#### WHAT IS BEING ASKED
Keep the pictures out of the copy and repeat the records exactly.

#### Data excerpts
[start]
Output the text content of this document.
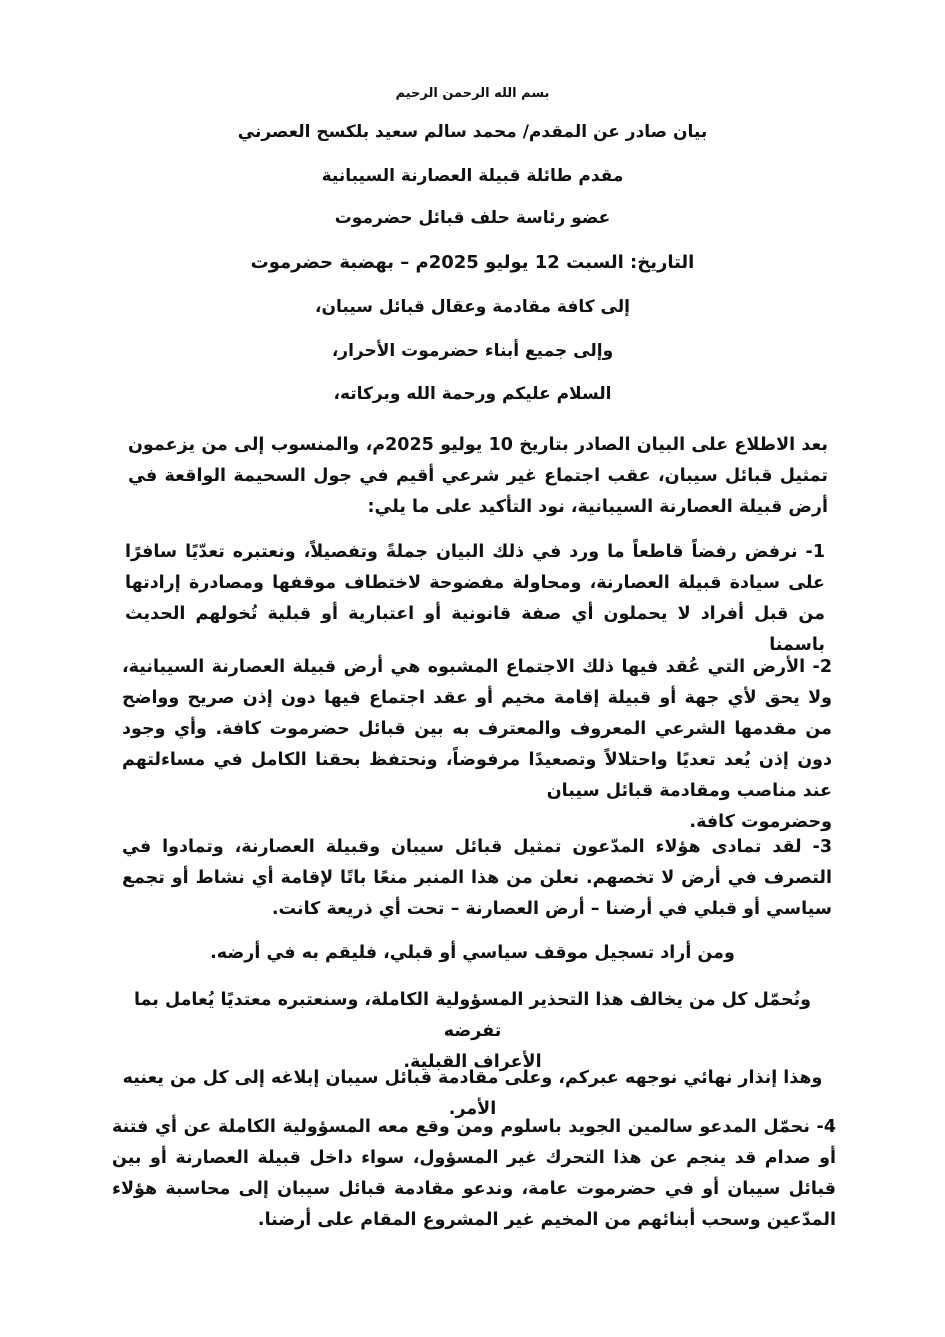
بسم الله الرحمن الرحيم
بيان صادر عن المقدم/ محمد سالم سعيد بلكسح العصرني
مقدم طائلة قبيلة العصارنة السيبانية
عضو رئاسة حلف قبائل حضرموت
التاريخ: السبت 12 يوليو 2025م – بهضبة حضرموت
إلى كافة مقادمة وعقال قبائل سيبان،
وإلى جميع أبناء حضرموت الأحرار،
السلام عليكم ورحمة الله وبركاته،
بعد الاطلاع على البيان الصادر بتاريخ 10 يوليو 2025م، والمنسوب إلى من يزعمون تمثيل قبائل سيبان، عقب اجتماع غير شرعي أقيم في جول السحيمة الواقعة في أرض قبيلة العصارنة السيبانية، نود التأكيد على ما يلي:
1- نرفض رفضاً قاطعاً ما ورد في ذلك البيان جملةً وتفصيلاً، ونعتبره تعدّيًا سافرًا على سيادة قبيلة العصارنة، ومحاولة مفضوحة لاختطاف موقفها ومصادرة إرادتها من قبل أفراد لا يحملون أي صفة قانونية أو اعتبارية أو قبلية تُخولهم الحديث باسمنا
2- الأرض التي عُقد فيها ذلك الاجتماع المشبوه هي أرض قبيلة العصارنة السيبانية، ولا يحق لأي جهة أو قبيلة إقامة مخيم أو عقد اجتماع فيها دون إذن صريح وواضح من مقدمها الشرعي المعروف والمعترف به بين قبائل حضرموت كافة. وأي وجود دون إذن يُعد تعديًا واحتلالاً وتصعيدًا مرفوضاً، ونحتفظ بحقنا الكامل في مساءلتهم عند مناصب ومقادمة قبائل سيبان
وحضرموت كافة.
3- لقد تمادى هؤلاء المدّعون تمثيل قبائل سيبان وقبيلة العصارنة، وتمادوا في التصرف في أرض لا تخصهم. نعلن من هذا المنبر منعًا باتًا لإقامة أي نشاط أو تجمع سياسي أو قبلي في أرضنا – أرض العصارنة – تحت أي ذريعة كانت.
ومن أراد تسجيل موقف سياسي أو قبلي، فليقم به في أرضه.
ونُحمّل كل من يخالف هذا التحذير المسؤولية الكاملة، وسنعتبره معتديًا يُعامل بما تفرضه
الأعراف القبلية.
وهذا إنذار نهائي نوجهه عبركم، وعلى مقادمة قبائل سيبان إبلاغه إلى كل من يعنيه الأمر.
4- نحمّل المدعو سالمين الجويد باسلوم ومن وقع معه المسؤولية الكاملة عن أي فتنة أو صدام قد ينجم عن هذا التحرك غير المسؤول، سواء داخل قبيلة العصارنة أو بين قبائل سيبان أو في حضرموت عامة، وندعو مقادمة قبائل سيبان إلى محاسبة هؤلاء المدّعين وسحب أبنائهم من المخيم غير المشروع المقام على أرضنا.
[end]
#### COMPLETED EXERCISE
Output the text content of this document.
بسم الله الرحمن الرحيم
بيان صادر عن المقدم/ محمد سالم سعيد بلكسح العصرني
مقدم طائلة قبيلة العصارنة السيبانية
عضو رئاسة حلف قبائل حضرموت
التاريخ: السبت 12 يوليو 2025م – بهضبة حضرموت
إلى كافة مقادمة وعقال قبائل سيبان،
وإلى جميع أبناء حضرموت الأحرار،
السلام عليكم ورحمة الله وبركاته،
بعد الاطلاع على البيان الصادر بتاريخ 10 يوليو 2025م، والمنسوب إلى من يزعمون تمثيل قبائل سيبان، عقب اجتماع غير شرعي أقيم في جول السحيمة الواقعة في أرض قبيلة العصارنة السيبانية، نود التأكيد على ما يلي:
1- نرفض رفضاً قاطعاً ما ورد في ذلك البيان جملةً وتفصيلاً، ونعتبره تعدّيًا سافرًا على سيادة قبيلة العصارنة، ومحاولة مفضوحة لاختطاف موقفها ومصادرة إرادتها من قبل أفراد لا يحملون أي صفة قانونية أو اعتبارية أو قبلية تُخولهم الحديث باسمنا
2- الأرض التي عُقد فيها ذلك الاجتماع المشبوه هي أرض قبيلة العصارنة السيبانية، ولا يحق لأي جهة أو قبيلة إقامة مخيم أو عقد اجتماع فيها دون إذن صريح وواضح من مقدمها الشرعي المعروف والمعترف به بين قبائل حضرموت كافة. وأي وجود دون إذن يُعد تعديًا واحتلالاً وتصعيدًا مرفوضاً، ونحتفظ بحقنا الكامل في مساءلتهم عند مناصب ومقادمة قبائل سيبان
وحضرموت كافة.
3- لقد تمادى هؤلاء المدّعون تمثيل قبائل سيبان وقبيلة العصارنة، وتمادوا في التصرف في أرض لا تخصهم. نعلن من هذا المنبر منعًا باتًا لإقامة أي نشاط أو تجمع سياسي أو قبلي في أرضنا – أرض العصارنة – تحت أي ذريعة كانت.
ومن أراد تسجيل موقف سياسي أو قبلي، فليقم به في أرضه.
ونُحمّل كل من يخالف هذا التحذير المسؤولية الكاملة، وسنعتبره معتديًا يُعامل بما تفرضه
الأعراف القبلية.
وهذا إنذار نهائي نوجهه عبركم، وعلى مقادمة قبائل سيبان إبلاغه إلى كل من يعنيه الأمر.
4- نحمّل المدعو سالمين الجويد باسلوم ومن وقع معه المسؤولية الكاملة عن أي فتنة أو صدام قد ينجم عن هذا التحرك غير المسؤول، سواء داخل قبيلة العصارنة أو بين قبائل سيبان أو في حضرموت عامة، وندعو مقادمة قبائل سيبان إلى محاسبة هؤلاء المدّعين وسحب أبنائهم من المخيم غير المشروع المقام على أرضنا.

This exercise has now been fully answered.